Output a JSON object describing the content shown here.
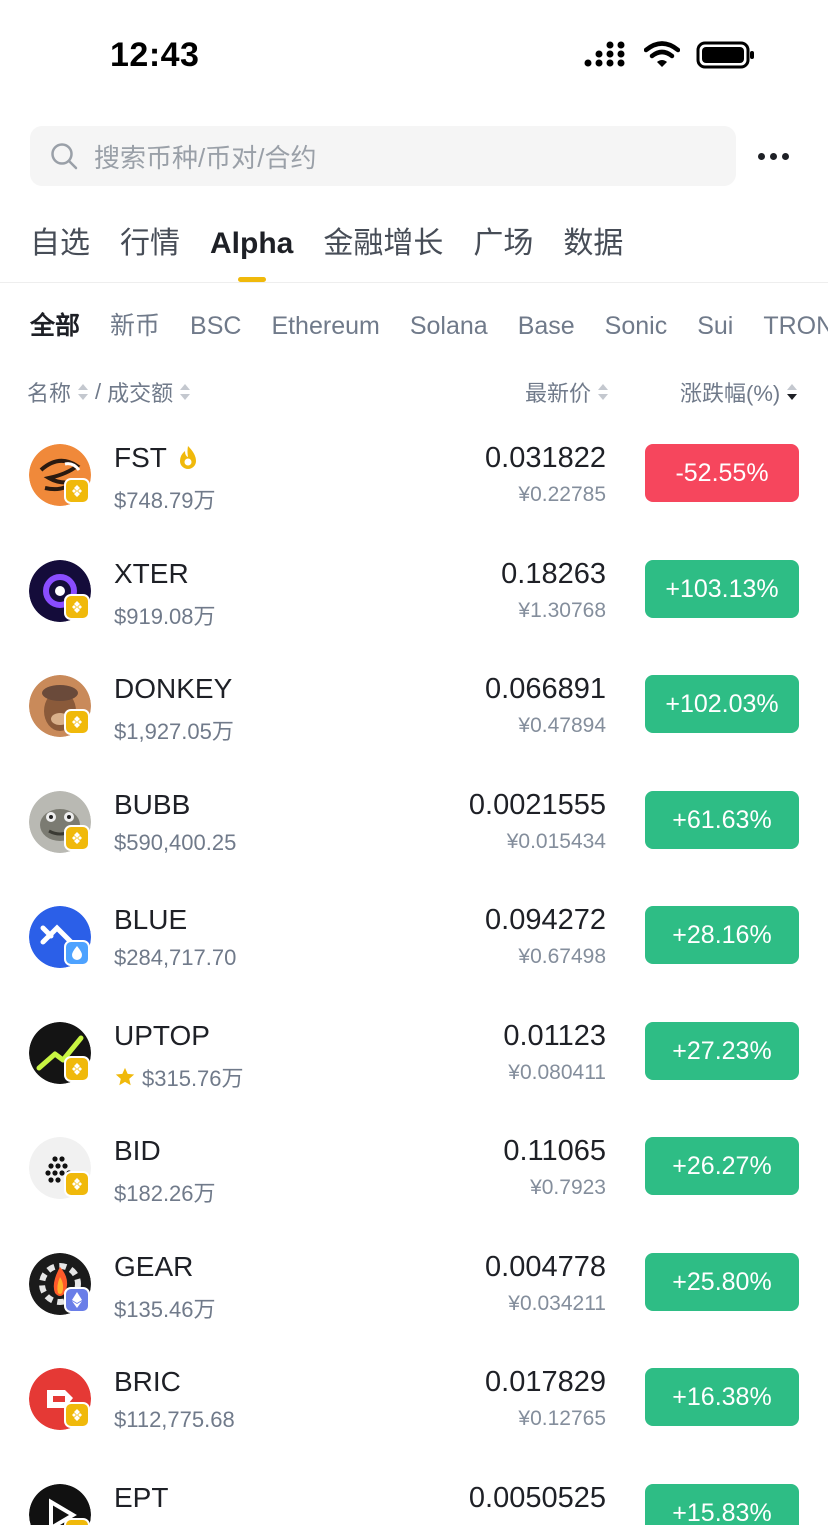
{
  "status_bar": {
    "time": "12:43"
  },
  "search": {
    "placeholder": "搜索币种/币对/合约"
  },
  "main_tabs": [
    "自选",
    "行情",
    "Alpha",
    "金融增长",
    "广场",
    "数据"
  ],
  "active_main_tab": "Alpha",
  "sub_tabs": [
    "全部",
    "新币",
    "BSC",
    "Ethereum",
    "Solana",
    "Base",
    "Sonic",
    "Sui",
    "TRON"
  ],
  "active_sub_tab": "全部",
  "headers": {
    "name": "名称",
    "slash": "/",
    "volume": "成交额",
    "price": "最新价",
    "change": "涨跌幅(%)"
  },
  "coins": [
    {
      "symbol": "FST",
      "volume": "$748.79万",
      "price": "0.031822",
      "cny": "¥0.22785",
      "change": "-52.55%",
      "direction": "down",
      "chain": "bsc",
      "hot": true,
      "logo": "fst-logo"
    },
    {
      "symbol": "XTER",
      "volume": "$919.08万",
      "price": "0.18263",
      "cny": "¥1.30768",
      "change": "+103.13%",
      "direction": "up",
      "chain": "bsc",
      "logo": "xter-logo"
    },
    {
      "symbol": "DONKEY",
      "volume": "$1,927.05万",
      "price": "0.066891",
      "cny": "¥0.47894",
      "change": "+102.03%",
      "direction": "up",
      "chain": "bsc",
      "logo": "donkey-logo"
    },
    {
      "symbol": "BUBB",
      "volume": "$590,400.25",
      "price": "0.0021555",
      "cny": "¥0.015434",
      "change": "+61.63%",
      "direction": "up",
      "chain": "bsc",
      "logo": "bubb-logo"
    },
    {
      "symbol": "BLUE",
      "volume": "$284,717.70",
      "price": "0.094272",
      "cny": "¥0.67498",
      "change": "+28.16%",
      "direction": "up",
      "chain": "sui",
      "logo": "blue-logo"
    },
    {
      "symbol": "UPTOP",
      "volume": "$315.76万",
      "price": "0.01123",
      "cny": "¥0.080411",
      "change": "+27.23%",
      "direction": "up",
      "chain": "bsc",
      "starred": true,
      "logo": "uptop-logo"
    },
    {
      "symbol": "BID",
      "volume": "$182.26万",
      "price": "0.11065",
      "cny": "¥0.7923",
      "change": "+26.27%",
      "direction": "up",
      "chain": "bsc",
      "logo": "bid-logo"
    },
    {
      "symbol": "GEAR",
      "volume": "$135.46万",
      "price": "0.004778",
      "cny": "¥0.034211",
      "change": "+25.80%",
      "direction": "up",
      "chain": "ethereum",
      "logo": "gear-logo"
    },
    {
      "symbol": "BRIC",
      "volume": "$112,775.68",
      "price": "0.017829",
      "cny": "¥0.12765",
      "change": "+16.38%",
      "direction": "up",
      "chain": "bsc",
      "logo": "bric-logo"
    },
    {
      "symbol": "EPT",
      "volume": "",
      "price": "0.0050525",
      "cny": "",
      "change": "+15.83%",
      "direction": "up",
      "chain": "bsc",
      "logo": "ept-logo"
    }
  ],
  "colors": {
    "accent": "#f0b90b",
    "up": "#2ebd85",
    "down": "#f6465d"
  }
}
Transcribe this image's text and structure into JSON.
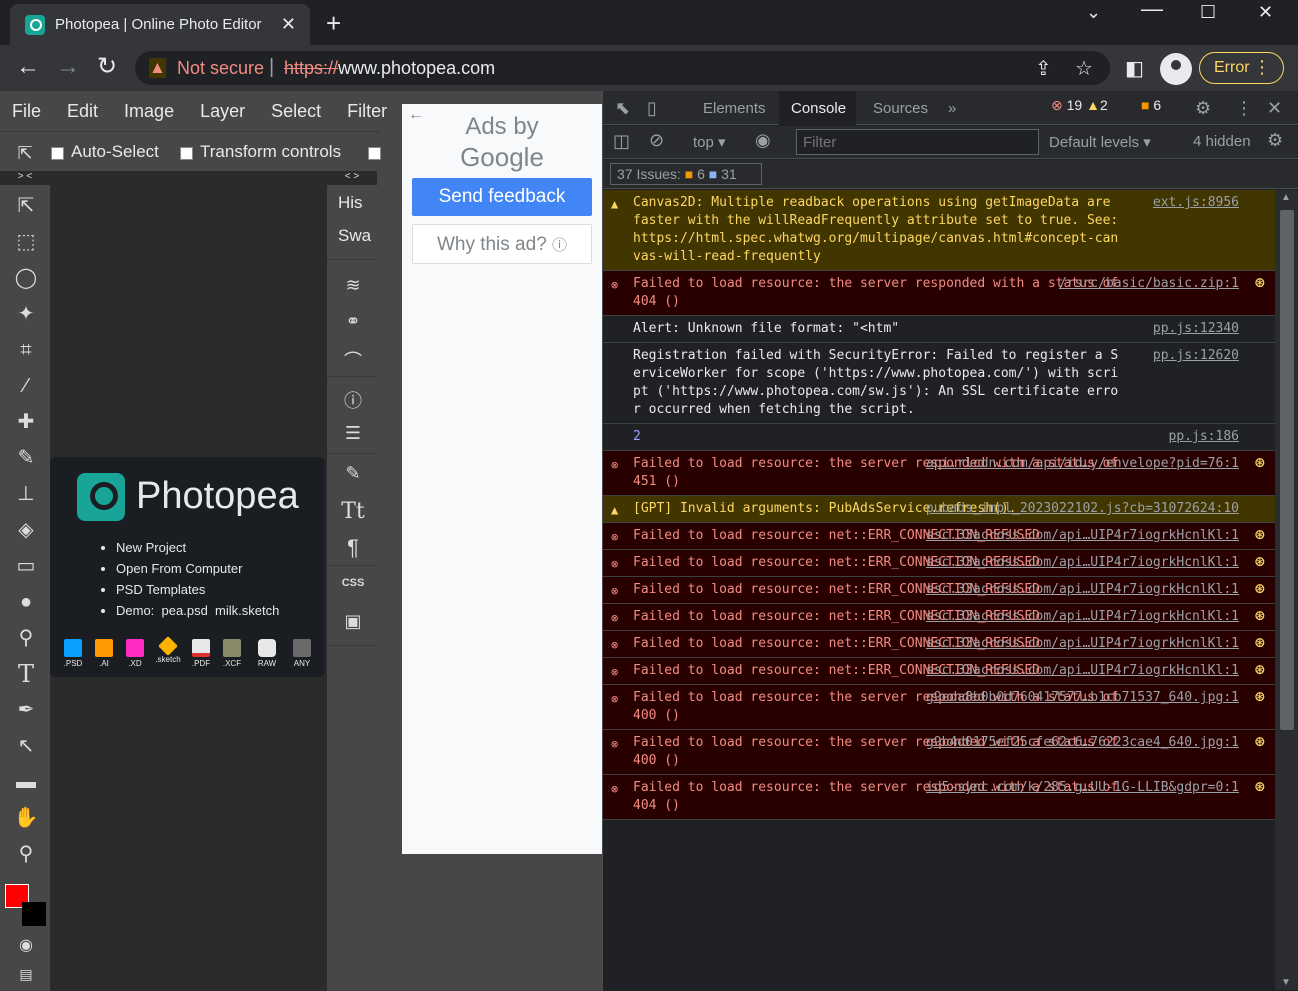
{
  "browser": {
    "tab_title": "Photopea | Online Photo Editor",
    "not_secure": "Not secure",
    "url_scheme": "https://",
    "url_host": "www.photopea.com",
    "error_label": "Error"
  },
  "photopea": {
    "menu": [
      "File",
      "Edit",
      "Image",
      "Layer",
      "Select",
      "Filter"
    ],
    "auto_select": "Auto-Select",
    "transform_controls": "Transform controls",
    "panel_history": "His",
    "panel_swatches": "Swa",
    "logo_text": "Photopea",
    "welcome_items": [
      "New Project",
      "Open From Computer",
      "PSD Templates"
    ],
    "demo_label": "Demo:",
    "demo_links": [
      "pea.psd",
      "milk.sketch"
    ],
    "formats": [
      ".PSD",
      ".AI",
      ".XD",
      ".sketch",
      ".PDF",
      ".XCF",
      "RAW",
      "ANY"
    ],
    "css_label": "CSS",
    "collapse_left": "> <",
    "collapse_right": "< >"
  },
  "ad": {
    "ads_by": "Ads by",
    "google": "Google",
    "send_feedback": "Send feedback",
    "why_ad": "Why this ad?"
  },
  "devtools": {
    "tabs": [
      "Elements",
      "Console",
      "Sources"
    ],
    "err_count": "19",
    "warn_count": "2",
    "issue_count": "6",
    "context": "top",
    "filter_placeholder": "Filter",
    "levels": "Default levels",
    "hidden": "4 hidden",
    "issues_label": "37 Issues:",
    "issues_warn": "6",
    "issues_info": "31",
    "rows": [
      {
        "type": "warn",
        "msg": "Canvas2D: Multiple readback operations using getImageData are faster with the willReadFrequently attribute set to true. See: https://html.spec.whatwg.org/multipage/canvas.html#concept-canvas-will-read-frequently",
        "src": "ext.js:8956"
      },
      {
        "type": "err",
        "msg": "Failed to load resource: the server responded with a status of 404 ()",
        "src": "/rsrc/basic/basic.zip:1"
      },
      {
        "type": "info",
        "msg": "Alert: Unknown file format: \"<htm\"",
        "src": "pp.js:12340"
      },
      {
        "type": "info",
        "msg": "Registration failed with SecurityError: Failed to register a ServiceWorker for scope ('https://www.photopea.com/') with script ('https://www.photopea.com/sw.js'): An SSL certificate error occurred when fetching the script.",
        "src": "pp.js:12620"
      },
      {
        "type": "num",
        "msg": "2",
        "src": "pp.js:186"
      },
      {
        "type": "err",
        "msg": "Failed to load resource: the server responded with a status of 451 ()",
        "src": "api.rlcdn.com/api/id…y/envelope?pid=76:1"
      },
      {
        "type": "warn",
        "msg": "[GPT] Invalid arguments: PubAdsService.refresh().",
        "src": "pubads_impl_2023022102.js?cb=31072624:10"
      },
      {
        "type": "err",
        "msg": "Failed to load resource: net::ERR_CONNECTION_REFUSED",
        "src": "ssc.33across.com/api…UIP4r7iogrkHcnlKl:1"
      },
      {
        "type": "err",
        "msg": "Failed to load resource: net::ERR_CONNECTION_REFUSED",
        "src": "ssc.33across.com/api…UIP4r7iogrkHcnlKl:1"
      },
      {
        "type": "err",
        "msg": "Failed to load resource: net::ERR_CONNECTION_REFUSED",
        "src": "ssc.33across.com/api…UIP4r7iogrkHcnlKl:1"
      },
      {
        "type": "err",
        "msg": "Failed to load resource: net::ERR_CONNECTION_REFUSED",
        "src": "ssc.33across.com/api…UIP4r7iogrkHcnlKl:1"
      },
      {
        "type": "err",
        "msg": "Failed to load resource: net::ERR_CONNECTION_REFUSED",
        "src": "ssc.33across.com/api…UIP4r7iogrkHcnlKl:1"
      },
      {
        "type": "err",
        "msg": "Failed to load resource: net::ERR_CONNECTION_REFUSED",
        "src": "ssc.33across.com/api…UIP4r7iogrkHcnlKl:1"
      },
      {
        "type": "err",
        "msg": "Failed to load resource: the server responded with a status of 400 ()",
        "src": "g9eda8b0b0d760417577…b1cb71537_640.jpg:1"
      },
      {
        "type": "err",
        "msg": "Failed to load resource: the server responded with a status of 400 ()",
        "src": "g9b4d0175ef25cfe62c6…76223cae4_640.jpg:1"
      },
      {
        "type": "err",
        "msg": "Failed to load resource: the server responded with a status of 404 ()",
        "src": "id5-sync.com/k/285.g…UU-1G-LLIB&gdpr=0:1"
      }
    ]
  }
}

TO BE DONE:
Retype each record exactly as it stands, but do not include the pictures.

RESULT OF THIS TASK:
Output a JSON object describing the content shown here.
{
  "status_bar": {
    "time": "12:43"
  },
  "search": {
    "placeholder": "搜索币种/币对/合约"
  },
  "main_tabs": [
    "自选",
    "行情",
    "Alpha",
    "金融增长",
    "广场",
    "数据"
  ],
  "active_main_tab": "Alpha",
  "sub_tabs": [
    "全部",
    "新币",
    "BSC",
    "Ethereum",
    "Solana",
    "Base",
    "Sonic",
    "Sui",
    "TRON"
  ],
  "active_sub_tab": "全部",
  "headers": {
    "name": "名称",
    "slash": "/",
    "volume": "成交额",
    "price": "最新价",
    "change": "涨跌幅(%)"
  },
  "coins": [
    {
      "symbol": "FST",
      "volume": "$748.79万",
      "price": "0.031822",
      "cny": "¥0.22785",
      "change": "-52.55%",
      "direction": "down",
      "chain": "bsc",
      "hot": true,
      "logo": "fst-logo"
    },
    {
      "symbol": "XTER",
      "volume": "$919.08万",
      "price": "0.18263",
      "cny": "¥1.30768",
      "change": "+103.13%",
      "direction": "up",
      "chain": "bsc",
      "logo": "xter-logo"
    },
    {
      "symbol": "DONKEY",
      "volume": "$1,927.05万",
      "price": "0.066891",
      "cny": "¥0.47894",
      "change": "+102.03%",
      "direction": "up",
      "chain": "bsc",
      "logo": "donkey-logo"
    },
    {
      "symbol": "BUBB",
      "volume": "$590,400.25",
      "price": "0.0021555",
      "cny": "¥0.015434",
      "change": "+61.63%",
      "direction": "up",
      "chain": "bsc",
      "logo": "bubb-logo"
    },
    {
      "symbol": "BLUE",
      "volume": "$284,717.70",
      "price": "0.094272",
      "cny": "¥0.67498",
      "change": "+28.16%",
      "direction": "up",
      "chain": "sui",
      "logo": "blue-logo"
    },
    {
      "symbol": "UPTOP",
      "volume": "$315.76万",
      "price": "0.01123",
      "cny": "¥0.080411",
      "change": "+27.23%",
      "direction": "up",
      "chain": "bsc",
      "starred": true,
      "logo": "uptop-logo"
    },
    {
      "symbol": "BID",
      "volume": "$182.26万",
      "price": "0.11065",
      "cny": "¥0.7923",
      "change": "+26.27%",
      "direction": "up",
      "chain": "bsc",
      "logo": "bid-logo"
    },
    {
      "symbol": "GEAR",
      "volume": "$135.46万",
      "price": "0.004778",
      "cny": "¥0.034211",
      "change": "+25.80%",
      "direction": "up",
      "chain": "ethereum",
      "logo": "gear-logo"
    },
    {
      "symbol": "BRIC",
      "volume": "$112,775.68",
      "price": "0.017829",
      "cny": "¥0.12765",
      "change": "+16.38%",
      "direction": "up",
      "chain": "bsc",
      "logo": "bric-logo"
    },
    {
      "symbol": "EPT",
      "volume": "",
      "price": "0.0050525",
      "cny": "",
      "change": "+15.83%",
      "direction": "up",
      "chain": "bsc",
      "logo": "ept-logo"
    }
  ],
  "colors": {
    "accent": "#f0b90b",
    "up": "#2ebd85",
    "down": "#f6465d"
  }
}
Transcribe this image's text and structure into JSON.
{
  "browser": {
    "tab_title": "Photopea | Online Photo Editor",
    "not_secure": "Not secure",
    "url_scheme": "https://",
    "url_host": "www.photopea.com",
    "error_label": "Error"
  },
  "photopea": {
    "menu": [
      "File",
      "Edit",
      "Image",
      "Layer",
      "Select",
      "Filter"
    ],
    "auto_select": "Auto-Select",
    "transform_controls": "Transform controls",
    "panel_history": "His",
    "panel_swatches": "Swa",
    "logo_text": "Photopea",
    "welcome_items": [
      "New Project",
      "Open From Computer",
      "PSD Templates"
    ],
    "demo_label": "Demo:",
    "demo_links": [
      "pea.psd",
      "milk.sketch"
    ],
    "formats": [
      ".PSD",
      ".AI",
      ".XD",
      ".sketch",
      ".PDF",
      ".XCF",
      "RAW",
      "ANY"
    ],
    "css_label": "CSS",
    "collapse_left": "> <",
    "collapse_right": "< >"
  },
  "ad": {
    "ads_by": "Ads by",
    "google": "Google",
    "send_feedback": "Send feedback",
    "why_ad": "Why this ad?"
  },
  "devtools": {
    "tabs": [
      "Elements",
      "Console",
      "Sources"
    ],
    "err_count": "19",
    "warn_count": "2",
    "issue_count": "6",
    "context": "top",
    "filter_placeholder": "Filter",
    "levels": "Default levels",
    "hidden": "4 hidden",
    "issues_label": "37 Issues:",
    "issues_warn": "6",
    "issues_info": "31",
    "rows": [
      {
        "type": "warn",
        "msg": "Canvas2D: Multiple readback operations using getImageData are faster with the willReadFrequently attribute set to true. See: https://html.spec.whatwg.org/multipage/canvas.html#concept-canvas-will-read-frequently",
        "src": "ext.js:8956"
      },
      {
        "type": "err",
        "msg": "Failed to load resource: the server responded with a status of 404 ()",
        "src": "/rsrc/basic/basic.zip:1"
      },
      {
        "type": "info",
        "msg": "Alert: Unknown file format: \"<htm\"",
        "src": "pp.js:12340"
      },
      {
        "type": "info",
        "msg": "Registration failed with SecurityError: Failed to register a ServiceWorker for scope ('https://www.photopea.com/') with script ('https://www.photopea.com/sw.js'): An SSL certificate error occurred when fetching the script.",
        "src": "pp.js:12620"
      },
      {
        "type": "num",
        "msg": "2",
        "src": "pp.js:186"
      },
      {
        "type": "err",
        "msg": "Failed to load resource: the server responded with a status of 451 ()",
        "src": "api.rlcdn.com/api/id…y/envelope?pid=76:1"
      },
      {
        "type": "warn",
        "msg": "[GPT] Invalid arguments: PubAdsService.refresh().",
        "src": "pubads_impl_2023022102.js?cb=31072624:10"
      },
      {
        "type": "err",
        "msg": "Failed to load resource: net::ERR_CONNECTION_REFUSED",
        "src": "ssc.33across.com/api…UIP4r7iogrkHcnlKl:1"
      },
      {
        "type": "err",
        "msg": "Failed to load resource: net::ERR_CONNECTION_REFUSED",
        "src": "ssc.33across.com/api…UIP4r7iogrkHcnlKl:1"
      },
      {
        "type": "err",
        "msg": "Failed to load resource: net::ERR_CONNECTION_REFUSED",
        "src": "ssc.33across.com/api…UIP4r7iogrkHcnlKl:1"
      },
      {
        "type": "err",
        "msg": "Failed to load resource: net::ERR_CONNECTION_REFUSED",
        "src": "ssc.33across.com/api…UIP4r7iogrkHcnlKl:1"
      },
      {
        "type": "err",
        "msg": "Failed to load resource: net::ERR_CONNECTION_REFUSED",
        "src": "ssc.33across.com/api…UIP4r7iogrkHcnlKl:1"
      },
      {
        "type": "err",
        "msg": "Failed to load resource: net::ERR_CONNECTION_REFUSED",
        "src": "ssc.33across.com/api…UIP4r7iogrkHcnlKl:1"
      },
      {
        "type": "err",
        "msg": "Failed to load resource: the server responded with a status of 400 ()",
        "src": "g9eda8b0b0d760417577…b1cb71537_640.jpg:1"
      },
      {
        "type": "err",
        "msg": "Failed to load resource: the server responded with a status of 400 ()",
        "src": "g9b4d0175ef25cfe62c6…76223cae4_640.jpg:1"
      },
      {
        "type": "err",
        "msg": "Failed to load resource: the server responded with a status of 404 ()",
        "src": "id5-sync.com/k/285.g…UU-1G-LLIB&gdpr=0:1"
      }
    ]
  }
}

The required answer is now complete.